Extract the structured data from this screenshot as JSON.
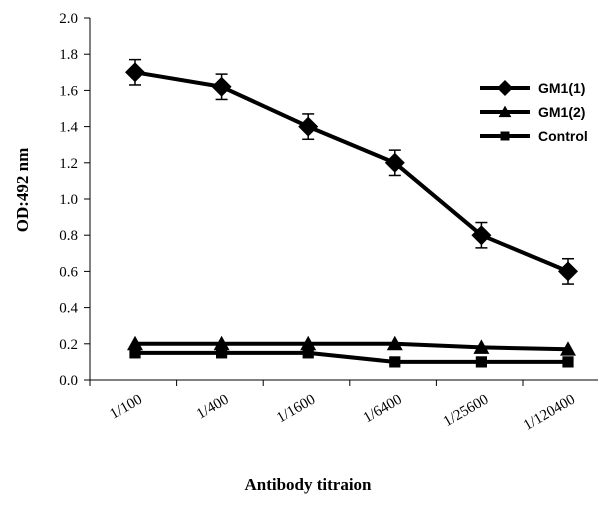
{
  "chart_data": {
    "type": "line",
    "title": "",
    "xlabel": "Antibody titraion",
    "ylabel": "OD:492 nm",
    "categories": [
      "1/100",
      "1/400",
      "1/1600",
      "1/6400",
      "1/25600",
      "1/120400"
    ],
    "ylim": [
      0,
      2.0
    ],
    "yticks": [
      "0.0",
      "0.2",
      "0.4",
      "0.6",
      "0.8",
      "1.0",
      "1.2",
      "1.4",
      "1.6",
      "1.8",
      "2.0"
    ],
    "grid": false,
    "legend_position": "top-right",
    "series": [
      {
        "name": "GM1(1)",
        "marker": "diamond",
        "color": "#000000",
        "values": [
          1.7,
          1.62,
          1.4,
          1.2,
          0.8,
          0.6
        ],
        "errors": [
          0.07,
          0.07,
          0.07,
          0.07,
          0.07,
          0.07
        ]
      },
      {
        "name": "GM1(2)",
        "marker": "triangle",
        "color": "#000000",
        "values": [
          0.2,
          0.2,
          0.2,
          0.2,
          0.18,
          0.17
        ]
      },
      {
        "name": "Control",
        "marker": "square",
        "color": "#000000",
        "values": [
          0.15,
          0.15,
          0.15,
          0.1,
          0.1,
          0.1
        ]
      }
    ]
  }
}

> TASK TO CARRY OUT:
Please provide a faithful transcription of all the data, pictures excluded.

> ANSWER BOX:
Extract the structured data from this screenshot as JSON.
{
  "chart_data": {
    "type": "line",
    "title": "",
    "xlabel": "Antibody titraion",
    "ylabel": "OD:492 nm",
    "categories": [
      "1/100",
      "1/400",
      "1/1600",
      "1/6400",
      "1/25600",
      "1/120400"
    ],
    "ylim": [
      0,
      2.0
    ],
    "yticks": [
      "0.0",
      "0.2",
      "0.4",
      "0.6",
      "0.8",
      "1.0",
      "1.2",
      "1.4",
      "1.6",
      "1.8",
      "2.0"
    ],
    "grid": false,
    "legend_position": "top-right",
    "series": [
      {
        "name": "GM1(1)",
        "marker": "diamond",
        "color": "#000000",
        "values": [
          1.7,
          1.62,
          1.4,
          1.2,
          0.8,
          0.6
        ],
        "errors": [
          0.07,
          0.07,
          0.07,
          0.07,
          0.07,
          0.07
        ]
      },
      {
        "name": "GM1(2)",
        "marker": "triangle",
        "color": "#000000",
        "values": [
          0.2,
          0.2,
          0.2,
          0.2,
          0.18,
          0.17
        ]
      },
      {
        "name": "Control",
        "marker": "square",
        "color": "#000000",
        "values": [
          0.15,
          0.15,
          0.15,
          0.1,
          0.1,
          0.1
        ]
      }
    ]
  }
}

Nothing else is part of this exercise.